• _PROBLEM REQUIREMENTS_: Would you write out the entries below, every one of them, exactly?

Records
################

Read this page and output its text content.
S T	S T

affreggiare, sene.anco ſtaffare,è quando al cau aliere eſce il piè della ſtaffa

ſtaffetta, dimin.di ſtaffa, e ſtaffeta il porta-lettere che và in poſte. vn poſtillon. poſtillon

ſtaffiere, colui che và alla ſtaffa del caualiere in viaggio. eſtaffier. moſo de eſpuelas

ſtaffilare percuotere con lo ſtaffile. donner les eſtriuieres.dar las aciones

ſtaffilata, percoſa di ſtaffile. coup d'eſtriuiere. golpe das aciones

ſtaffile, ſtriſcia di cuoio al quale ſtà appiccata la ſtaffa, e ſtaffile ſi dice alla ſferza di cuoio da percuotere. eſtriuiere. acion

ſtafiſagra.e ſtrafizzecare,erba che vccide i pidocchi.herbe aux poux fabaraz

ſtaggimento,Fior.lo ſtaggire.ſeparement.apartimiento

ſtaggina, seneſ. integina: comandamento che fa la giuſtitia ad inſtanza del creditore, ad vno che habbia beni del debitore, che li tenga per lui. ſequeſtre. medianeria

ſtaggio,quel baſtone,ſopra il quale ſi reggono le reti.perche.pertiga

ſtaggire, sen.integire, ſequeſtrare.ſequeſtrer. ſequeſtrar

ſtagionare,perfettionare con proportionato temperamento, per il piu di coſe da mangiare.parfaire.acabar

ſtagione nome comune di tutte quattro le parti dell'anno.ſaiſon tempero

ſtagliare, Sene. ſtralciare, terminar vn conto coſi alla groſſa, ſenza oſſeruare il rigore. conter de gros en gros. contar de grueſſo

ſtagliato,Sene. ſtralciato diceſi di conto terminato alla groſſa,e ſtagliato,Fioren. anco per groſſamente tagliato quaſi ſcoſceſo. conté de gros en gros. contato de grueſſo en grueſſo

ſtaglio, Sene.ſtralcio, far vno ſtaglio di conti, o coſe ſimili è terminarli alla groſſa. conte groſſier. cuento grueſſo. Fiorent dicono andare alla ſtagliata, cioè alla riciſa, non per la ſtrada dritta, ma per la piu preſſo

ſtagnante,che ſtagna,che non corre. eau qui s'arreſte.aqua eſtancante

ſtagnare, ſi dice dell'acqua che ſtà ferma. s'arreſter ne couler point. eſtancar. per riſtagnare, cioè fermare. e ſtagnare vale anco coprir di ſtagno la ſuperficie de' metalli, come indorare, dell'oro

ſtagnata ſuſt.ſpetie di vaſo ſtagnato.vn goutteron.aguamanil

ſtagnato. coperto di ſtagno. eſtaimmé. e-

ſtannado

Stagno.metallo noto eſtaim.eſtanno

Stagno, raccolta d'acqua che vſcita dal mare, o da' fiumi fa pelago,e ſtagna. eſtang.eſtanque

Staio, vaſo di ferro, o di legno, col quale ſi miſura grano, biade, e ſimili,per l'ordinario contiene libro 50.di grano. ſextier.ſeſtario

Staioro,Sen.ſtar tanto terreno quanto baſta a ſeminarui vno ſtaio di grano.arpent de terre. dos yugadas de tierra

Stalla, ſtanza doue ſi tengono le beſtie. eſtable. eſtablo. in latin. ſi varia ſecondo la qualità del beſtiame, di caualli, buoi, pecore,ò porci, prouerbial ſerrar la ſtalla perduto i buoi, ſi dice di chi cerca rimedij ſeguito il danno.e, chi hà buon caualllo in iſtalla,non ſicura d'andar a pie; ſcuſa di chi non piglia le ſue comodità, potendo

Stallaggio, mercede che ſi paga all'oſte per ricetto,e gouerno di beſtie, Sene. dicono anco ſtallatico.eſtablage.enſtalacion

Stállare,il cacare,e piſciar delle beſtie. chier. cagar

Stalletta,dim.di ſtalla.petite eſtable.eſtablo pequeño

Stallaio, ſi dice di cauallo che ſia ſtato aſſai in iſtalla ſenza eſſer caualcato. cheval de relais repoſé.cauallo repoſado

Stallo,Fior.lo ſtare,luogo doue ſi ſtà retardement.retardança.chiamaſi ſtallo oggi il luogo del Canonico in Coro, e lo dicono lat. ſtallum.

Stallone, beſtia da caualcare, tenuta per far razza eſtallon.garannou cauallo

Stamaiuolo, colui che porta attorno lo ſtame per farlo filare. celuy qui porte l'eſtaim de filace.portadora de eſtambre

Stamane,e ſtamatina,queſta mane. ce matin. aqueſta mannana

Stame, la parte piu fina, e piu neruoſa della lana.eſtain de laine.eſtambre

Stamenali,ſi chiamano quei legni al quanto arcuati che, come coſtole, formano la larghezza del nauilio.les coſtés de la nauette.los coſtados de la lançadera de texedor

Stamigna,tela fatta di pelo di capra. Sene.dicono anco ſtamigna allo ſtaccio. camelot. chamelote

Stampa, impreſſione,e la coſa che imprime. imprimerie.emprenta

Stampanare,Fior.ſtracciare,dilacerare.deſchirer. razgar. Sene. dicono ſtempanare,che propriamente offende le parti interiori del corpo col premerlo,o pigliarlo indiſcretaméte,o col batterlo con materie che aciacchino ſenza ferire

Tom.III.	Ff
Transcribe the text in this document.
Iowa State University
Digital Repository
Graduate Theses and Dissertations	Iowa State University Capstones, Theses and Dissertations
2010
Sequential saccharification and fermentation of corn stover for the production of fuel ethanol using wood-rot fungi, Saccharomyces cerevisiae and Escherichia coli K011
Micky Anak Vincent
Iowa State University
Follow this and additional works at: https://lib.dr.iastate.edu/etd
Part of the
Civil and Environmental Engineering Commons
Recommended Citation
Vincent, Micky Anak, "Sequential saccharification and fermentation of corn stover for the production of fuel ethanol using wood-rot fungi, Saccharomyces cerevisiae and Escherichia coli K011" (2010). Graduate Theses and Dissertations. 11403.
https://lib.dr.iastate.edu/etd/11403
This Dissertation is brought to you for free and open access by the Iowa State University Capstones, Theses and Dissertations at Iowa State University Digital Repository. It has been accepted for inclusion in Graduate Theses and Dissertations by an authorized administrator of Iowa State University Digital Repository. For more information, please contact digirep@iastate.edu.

################

• _SOLUTION FOR THIS PROBLEM_:
Read this page and output its text content.
S T	S T

affreggiare, sene.anco ſtaffare,è quando al cau aliere eſce il piè della ſtaffa

ſtaffetta, dimin.di ſtaffa, e ſtaffeta il porta-lettere che và in poſte. vn poſtillon. poſtillon

ſtaffiere, colui che và alla ſtaffa del caualiere in viaggio. eſtaffier. moſo de eſpuelas

ſtaffilare percuotere con lo ſtaffile. donner les eſtriuieres.dar las aciones

ſtaffilata, percoſa di ſtaffile. coup d'eſtriuiere. golpe das aciones

ſtaffile, ſtriſcia di cuoio al quale ſtà appiccata la ſtaffa, e ſtaffile ſi dice alla ſferza di cuoio da percuotere. eſtriuiere. acion

ſtafiſagra.e ſtrafizzecare,erba che vccide i pidocchi.herbe aux poux fabaraz

ſtaggimento,Fior.lo ſtaggire.ſeparement.apartimiento

ſtaggina, seneſ. integina: comandamento che fa la giuſtitia ad inſtanza del creditore, ad vno che habbia beni del debitore, che li tenga per lui. ſequeſtre. medianeria

ſtaggio,quel baſtone,ſopra il quale ſi reggono le reti.perche.pertiga

ſtaggire, sen.integire, ſequeſtrare.ſequeſtrer. ſequeſtrar

ſtagionare,perfettionare con proportionato temperamento, per il piu di coſe da mangiare.parfaire.acabar

ſtagione nome comune di tutte quattro le parti dell'anno.ſaiſon tempero

ſtagliare, Sene. ſtralciare, terminar vn conto coſi alla groſſa, ſenza oſſeruare il rigore. conter de gros en gros. contar de grueſſo

ſtagliato,Sene. ſtralciato diceſi di conto terminato alla groſſa,e ſtagliato,Fioren. anco per groſſamente tagliato quaſi ſcoſceſo. conté de gros en gros. contato de grueſſo en grueſſo

ſtaglio, Sene.ſtralcio, far vno ſtaglio di conti, o coſe ſimili è terminarli alla groſſa. conte groſſier. cuento grueſſo. Fiorent dicono andare alla ſtagliata, cioè alla riciſa, non per la ſtrada dritta, ma per la piu preſſo

ſtagnante,che ſtagna,che non corre. eau qui s'arreſte.aqua eſtancante

ſtagnare, ſi dice dell'acqua che ſtà ferma. s'arreſter ne couler point. eſtancar. per riſtagnare, cioè fermare. e ſtagnare vale anco coprir di ſtagno la ſuperficie de' metalli, come indorare, dell'oro

ſtagnata ſuſt.ſpetie di vaſo ſtagnato.vn goutteron.aguamanil

ſtagnato. coperto di ſtagno. eſtaimmé. e-

ſtannado

Stagno.metallo noto eſtaim.eſtanno

Stagno, raccolta d'acqua che vſcita dal mare, o da' fiumi fa pelago,e ſtagna. eſtang.eſtanque

Staio, vaſo di ferro, o di legno, col quale ſi miſura grano, biade, e ſimili,per l'ordinario contiene libro 50.di grano. ſextier.ſeſtario

Staioro,Sen.ſtar tanto terreno quanto baſta a ſeminarui vno ſtaio di grano.arpent de terre. dos yugadas de tierra

Stalla, ſtanza doue ſi tengono le beſtie. eſtable. eſtablo. in latin. ſi varia ſecondo la qualità del beſtiame, di caualli, buoi, pecore,ò porci, prouerbial ſerrar la ſtalla perduto i buoi, ſi dice di chi cerca rimedij ſeguito il danno.e, chi hà buon caualllo in iſtalla,non ſicura d'andar a pie; ſcuſa di chi non piglia le ſue comodità, potendo

Stallaggio, mercede che ſi paga all'oſte per ricetto,e gouerno di beſtie, Sene. dicono anco ſtallatico.eſtablage.enſtalacion

Stállare,il cacare,e piſciar delle beſtie. chier. cagar

Stalletta,dim.di ſtalla.petite eſtable.eſtablo pequeño

Stallaio, ſi dice di cauallo che ſia ſtato aſſai in iſtalla ſenza eſſer caualcato. cheval de relais repoſé.cauallo repoſado

Stallo,Fior.lo ſtare,luogo doue ſi ſtà retardement.retardança.chiamaſi ſtallo oggi il luogo del Canonico in Coro, e lo dicono lat. ſtallum.

Stallone, beſtia da caualcare, tenuta per far razza eſtallon.garannou cauallo

Stamaiuolo, colui che porta attorno lo ſtame per farlo filare. celuy qui porte l'eſtaim de filace.portadora de eſtambre

Stamane,e ſtamatina,queſta mane. ce matin. aqueſta mannana

Stame, la parte piu fina, e piu neruoſa della lana.eſtain de laine.eſtambre

Stamenali,ſi chiamano quei legni al quanto arcuati che, come coſtole, formano la larghezza del nauilio.les coſtés de la nauette.los coſtados de la lançadera de texedor

Stamigna,tela fatta di pelo di capra. Sene.dicono anco ſtamigna allo ſtaccio. camelot. chamelote

Stampa, impreſſione,e la coſa che imprime. imprimerie.emprenta

Stampanare,Fior.ſtracciare,dilacerare.deſchirer. razgar. Sene. dicono ſtempanare,che propriamente offende le parti interiori del corpo col premerlo,o pigliarlo indiſcretaméte,o col batterlo con materie che aciacchino ſenza ferire

Tom.III.	Ff
Transcribe the text in this document.
Iowa State University
Digital Repository
Graduate Theses and Dissertations	Iowa State University Capstones, Theses and Dissertations
2010
Sequential saccharification and fermentation of corn stover for the production of fuel ethanol using wood-rot fungi, Saccharomyces cerevisiae and Escherichia coli K011
Micky Anak Vincent
Iowa State University
Follow this and additional works at: https://lib.dr.iastate.edu/etd
Part of the
Civil and Environmental Engineering Commons
Recommended Citation
Vincent, Micky Anak, "Sequential saccharification and fermentation of corn stover for the production of fuel ethanol using wood-rot fungi, Saccharomyces cerevisiae and Escherichia coli K011" (2010). Graduate Theses and Dissertations. 11403.
https://lib.dr.iastate.edu/etd/11403
This Dissertation is brought to you for free and open access by the Iowa State University Capstones, Theses and Dissertations at Iowa State University Digital Repository. It has been accepted for inclusion in Graduate Theses and Dissertations by an authorized administrator of Iowa State University Digital Repository. For more information, please contact digirep@iastate.edu.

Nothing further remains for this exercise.